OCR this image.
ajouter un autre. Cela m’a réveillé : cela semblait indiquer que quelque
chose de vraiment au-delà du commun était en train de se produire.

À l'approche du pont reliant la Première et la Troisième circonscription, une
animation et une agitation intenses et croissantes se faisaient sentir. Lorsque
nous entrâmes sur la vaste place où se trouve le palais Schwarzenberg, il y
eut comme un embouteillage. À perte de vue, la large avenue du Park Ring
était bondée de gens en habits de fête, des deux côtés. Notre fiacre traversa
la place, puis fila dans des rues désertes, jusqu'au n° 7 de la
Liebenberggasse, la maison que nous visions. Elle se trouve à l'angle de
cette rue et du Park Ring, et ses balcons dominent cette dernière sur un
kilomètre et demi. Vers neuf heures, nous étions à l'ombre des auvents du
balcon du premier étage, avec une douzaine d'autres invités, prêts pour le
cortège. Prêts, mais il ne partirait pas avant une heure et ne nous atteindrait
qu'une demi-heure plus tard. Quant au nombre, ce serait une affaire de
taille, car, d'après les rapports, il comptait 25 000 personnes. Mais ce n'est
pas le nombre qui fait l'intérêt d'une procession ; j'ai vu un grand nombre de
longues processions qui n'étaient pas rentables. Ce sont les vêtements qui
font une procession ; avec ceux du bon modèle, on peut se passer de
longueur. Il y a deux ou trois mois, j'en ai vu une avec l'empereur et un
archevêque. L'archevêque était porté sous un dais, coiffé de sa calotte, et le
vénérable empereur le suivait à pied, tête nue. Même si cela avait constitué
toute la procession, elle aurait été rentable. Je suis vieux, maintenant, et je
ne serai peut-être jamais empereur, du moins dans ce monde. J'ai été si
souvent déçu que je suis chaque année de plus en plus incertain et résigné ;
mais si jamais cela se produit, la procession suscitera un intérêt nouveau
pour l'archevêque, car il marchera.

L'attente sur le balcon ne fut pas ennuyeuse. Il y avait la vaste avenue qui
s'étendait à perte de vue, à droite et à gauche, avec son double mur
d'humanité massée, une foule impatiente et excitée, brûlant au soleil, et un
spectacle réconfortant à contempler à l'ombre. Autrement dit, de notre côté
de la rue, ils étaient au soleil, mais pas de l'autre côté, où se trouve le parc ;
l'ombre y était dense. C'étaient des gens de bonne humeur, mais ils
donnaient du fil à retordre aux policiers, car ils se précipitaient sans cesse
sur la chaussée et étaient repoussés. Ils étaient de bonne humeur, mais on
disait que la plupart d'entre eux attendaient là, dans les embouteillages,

------------------------------------------------------------------------

■ WHAT THE TASK REQUIRES:
Working from the material above, state how many lines contain "était"; give only the number.

■ ANSWER TO THIS EXERCISE:
4